#### [STATED GOAL]
Convert the material, starting at its first line and ending at the line that contains "equipment-value: Minger AB-123-CD", into a numbered list, leaving out any blank lines.

#### [INPUT FOR THIS TASK]
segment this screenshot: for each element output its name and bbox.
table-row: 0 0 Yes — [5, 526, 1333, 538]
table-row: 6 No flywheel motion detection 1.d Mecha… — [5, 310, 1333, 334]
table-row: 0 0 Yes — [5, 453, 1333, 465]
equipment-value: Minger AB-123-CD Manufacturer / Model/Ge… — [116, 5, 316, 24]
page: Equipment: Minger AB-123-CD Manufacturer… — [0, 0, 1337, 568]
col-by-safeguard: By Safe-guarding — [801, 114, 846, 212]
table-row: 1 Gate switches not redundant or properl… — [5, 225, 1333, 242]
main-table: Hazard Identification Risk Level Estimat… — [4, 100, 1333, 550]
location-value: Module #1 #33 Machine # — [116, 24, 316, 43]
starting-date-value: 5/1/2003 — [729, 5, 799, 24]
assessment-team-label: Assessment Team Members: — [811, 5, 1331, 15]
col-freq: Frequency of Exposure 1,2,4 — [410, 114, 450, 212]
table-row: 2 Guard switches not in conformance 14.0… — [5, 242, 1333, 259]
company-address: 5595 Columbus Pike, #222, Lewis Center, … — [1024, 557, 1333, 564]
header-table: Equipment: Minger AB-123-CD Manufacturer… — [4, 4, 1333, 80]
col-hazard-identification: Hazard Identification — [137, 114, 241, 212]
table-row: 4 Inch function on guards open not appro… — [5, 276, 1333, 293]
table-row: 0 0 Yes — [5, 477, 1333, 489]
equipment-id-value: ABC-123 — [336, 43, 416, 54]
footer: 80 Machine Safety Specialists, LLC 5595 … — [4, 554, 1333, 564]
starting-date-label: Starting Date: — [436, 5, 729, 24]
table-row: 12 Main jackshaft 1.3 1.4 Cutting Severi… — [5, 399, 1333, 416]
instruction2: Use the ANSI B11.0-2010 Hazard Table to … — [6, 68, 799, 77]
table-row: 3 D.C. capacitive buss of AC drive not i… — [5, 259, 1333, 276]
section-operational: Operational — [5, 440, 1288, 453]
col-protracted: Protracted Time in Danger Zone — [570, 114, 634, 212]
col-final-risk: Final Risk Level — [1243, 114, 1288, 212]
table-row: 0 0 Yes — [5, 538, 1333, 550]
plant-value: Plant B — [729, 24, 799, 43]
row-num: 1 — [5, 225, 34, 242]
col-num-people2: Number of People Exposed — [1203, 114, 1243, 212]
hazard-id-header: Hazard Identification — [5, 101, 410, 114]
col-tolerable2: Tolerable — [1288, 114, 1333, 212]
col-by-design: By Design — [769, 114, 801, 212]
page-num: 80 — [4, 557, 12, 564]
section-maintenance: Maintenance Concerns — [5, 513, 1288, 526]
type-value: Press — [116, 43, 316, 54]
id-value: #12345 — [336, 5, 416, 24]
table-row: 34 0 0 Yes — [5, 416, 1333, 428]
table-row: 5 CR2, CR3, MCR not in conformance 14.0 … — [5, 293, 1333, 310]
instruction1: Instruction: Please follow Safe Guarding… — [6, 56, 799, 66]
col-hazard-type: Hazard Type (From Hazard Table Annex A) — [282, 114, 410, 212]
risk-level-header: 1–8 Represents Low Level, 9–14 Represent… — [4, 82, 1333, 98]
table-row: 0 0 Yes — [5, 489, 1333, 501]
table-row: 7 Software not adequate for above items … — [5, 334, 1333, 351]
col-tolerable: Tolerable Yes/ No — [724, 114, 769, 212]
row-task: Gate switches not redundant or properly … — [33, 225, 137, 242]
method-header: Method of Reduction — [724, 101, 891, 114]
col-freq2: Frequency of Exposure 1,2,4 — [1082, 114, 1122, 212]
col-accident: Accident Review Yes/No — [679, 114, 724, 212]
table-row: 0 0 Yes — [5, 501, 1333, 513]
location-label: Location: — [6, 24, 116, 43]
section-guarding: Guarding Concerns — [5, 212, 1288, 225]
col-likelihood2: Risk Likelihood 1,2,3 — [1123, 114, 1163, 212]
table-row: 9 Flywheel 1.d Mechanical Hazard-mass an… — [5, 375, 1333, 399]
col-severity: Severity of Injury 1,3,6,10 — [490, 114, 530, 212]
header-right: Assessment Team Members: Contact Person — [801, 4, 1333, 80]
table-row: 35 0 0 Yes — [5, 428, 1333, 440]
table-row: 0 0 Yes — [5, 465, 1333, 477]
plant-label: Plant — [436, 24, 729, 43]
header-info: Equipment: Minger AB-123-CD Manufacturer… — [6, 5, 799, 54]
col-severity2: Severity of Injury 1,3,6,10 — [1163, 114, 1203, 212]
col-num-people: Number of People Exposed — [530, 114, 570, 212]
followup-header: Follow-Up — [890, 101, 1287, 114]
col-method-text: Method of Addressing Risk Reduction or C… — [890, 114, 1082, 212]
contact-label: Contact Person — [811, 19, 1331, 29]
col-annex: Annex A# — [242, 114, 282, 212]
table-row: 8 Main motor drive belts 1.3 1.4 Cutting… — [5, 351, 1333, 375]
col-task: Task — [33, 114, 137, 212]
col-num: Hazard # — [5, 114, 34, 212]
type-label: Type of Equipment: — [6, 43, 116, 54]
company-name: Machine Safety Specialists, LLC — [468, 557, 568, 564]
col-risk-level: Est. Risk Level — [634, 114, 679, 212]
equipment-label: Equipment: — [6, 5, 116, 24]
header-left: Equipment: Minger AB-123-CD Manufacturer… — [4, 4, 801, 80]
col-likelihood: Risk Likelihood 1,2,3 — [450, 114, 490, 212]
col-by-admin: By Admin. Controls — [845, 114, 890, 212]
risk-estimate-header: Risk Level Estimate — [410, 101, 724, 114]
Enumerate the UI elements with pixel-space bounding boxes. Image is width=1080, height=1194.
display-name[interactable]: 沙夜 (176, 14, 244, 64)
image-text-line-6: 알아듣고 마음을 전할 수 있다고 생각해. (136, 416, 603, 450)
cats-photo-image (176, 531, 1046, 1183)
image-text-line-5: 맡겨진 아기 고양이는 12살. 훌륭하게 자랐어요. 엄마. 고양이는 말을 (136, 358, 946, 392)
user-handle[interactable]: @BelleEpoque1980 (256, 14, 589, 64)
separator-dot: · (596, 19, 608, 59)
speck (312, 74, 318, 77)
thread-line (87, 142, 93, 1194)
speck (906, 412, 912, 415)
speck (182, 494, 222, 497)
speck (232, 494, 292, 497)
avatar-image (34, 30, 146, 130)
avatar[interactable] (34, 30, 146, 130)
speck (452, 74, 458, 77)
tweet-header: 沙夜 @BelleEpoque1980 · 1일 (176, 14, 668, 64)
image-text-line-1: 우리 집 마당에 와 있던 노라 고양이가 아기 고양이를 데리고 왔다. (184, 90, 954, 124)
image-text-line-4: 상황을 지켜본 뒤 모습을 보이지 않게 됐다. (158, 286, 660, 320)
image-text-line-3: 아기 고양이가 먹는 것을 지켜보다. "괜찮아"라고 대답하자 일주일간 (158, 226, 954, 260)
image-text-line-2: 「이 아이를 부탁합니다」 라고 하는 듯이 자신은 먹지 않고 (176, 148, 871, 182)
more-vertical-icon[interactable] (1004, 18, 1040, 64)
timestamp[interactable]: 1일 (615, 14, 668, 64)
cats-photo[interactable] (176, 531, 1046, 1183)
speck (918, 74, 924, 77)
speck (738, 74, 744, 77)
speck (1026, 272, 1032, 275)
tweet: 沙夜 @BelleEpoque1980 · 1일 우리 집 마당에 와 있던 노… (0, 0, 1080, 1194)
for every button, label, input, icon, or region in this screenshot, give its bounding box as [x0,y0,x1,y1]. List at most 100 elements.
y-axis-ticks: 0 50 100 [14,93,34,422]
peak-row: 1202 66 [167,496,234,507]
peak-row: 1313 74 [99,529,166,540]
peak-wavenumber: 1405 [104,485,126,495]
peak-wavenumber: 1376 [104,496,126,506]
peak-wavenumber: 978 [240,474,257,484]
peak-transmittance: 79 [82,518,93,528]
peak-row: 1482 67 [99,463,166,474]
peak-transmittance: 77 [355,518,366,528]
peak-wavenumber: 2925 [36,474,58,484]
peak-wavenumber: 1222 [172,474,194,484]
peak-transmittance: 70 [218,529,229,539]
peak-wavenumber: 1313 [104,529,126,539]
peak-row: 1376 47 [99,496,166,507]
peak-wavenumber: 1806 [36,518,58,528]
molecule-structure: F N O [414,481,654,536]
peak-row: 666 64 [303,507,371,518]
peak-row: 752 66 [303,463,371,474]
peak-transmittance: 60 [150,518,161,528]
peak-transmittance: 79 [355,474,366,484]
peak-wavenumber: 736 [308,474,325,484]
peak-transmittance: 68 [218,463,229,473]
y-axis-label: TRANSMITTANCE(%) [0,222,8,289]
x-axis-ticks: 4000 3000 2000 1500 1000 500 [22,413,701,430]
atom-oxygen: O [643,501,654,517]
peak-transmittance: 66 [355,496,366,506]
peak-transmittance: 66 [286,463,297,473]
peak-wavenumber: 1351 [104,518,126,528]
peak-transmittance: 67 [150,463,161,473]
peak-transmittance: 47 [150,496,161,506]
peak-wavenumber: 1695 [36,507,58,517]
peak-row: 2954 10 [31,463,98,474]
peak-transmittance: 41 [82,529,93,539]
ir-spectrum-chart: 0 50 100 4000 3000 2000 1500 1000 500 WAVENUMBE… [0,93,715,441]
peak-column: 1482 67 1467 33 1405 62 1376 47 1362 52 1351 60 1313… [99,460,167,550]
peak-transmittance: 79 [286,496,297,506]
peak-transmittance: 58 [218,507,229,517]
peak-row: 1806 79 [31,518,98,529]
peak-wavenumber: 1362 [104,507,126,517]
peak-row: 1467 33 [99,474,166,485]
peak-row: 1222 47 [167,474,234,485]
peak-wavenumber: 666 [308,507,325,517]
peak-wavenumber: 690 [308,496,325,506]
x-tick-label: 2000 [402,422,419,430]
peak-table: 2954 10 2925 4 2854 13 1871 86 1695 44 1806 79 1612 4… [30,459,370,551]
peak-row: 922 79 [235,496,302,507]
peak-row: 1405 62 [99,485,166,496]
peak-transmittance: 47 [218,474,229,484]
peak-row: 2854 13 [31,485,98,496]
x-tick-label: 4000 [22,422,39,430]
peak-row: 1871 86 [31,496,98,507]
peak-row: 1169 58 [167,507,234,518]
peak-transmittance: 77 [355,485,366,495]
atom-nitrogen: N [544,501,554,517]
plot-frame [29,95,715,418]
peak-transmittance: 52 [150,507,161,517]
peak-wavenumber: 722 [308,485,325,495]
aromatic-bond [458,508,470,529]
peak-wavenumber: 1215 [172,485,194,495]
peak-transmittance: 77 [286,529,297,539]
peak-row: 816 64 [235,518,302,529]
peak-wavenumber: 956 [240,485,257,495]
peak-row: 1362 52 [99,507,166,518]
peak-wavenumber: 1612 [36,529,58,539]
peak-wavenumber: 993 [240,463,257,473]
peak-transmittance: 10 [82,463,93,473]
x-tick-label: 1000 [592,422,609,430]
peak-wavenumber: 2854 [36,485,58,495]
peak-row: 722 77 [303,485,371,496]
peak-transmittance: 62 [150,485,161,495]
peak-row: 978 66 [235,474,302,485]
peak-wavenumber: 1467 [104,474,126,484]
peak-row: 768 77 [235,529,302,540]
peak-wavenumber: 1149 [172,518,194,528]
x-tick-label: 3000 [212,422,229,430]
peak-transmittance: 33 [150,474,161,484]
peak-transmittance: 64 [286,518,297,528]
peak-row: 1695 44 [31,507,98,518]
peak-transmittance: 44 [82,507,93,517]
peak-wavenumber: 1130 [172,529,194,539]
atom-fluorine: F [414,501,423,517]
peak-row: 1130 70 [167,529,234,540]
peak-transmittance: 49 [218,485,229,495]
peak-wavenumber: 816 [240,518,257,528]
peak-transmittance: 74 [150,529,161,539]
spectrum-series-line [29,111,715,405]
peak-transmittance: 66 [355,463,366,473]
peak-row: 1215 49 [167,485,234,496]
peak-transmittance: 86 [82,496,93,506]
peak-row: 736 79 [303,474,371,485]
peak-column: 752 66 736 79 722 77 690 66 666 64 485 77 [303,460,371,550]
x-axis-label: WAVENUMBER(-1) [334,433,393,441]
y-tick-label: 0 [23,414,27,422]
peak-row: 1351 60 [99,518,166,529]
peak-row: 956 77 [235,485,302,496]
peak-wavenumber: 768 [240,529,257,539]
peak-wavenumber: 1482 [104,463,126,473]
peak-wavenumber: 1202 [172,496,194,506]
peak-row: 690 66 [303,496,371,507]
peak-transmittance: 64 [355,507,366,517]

#### [TASK RESULT]
1. segment this screenshot: for each element output its name and bbox.
2. table-row: 0 0 Yes — [5, 526, 1333, 538]
3. table-row: 6 No flywheel motion detection 1.d Mecha… — [5, 310, 1333, 334]
4. table-row: 0 0 Yes — [5, 453, 1333, 465]
5. equipment-value: Minger AB-123-CD Manufacturer / Model/Ge… — [116, 5, 316, 24]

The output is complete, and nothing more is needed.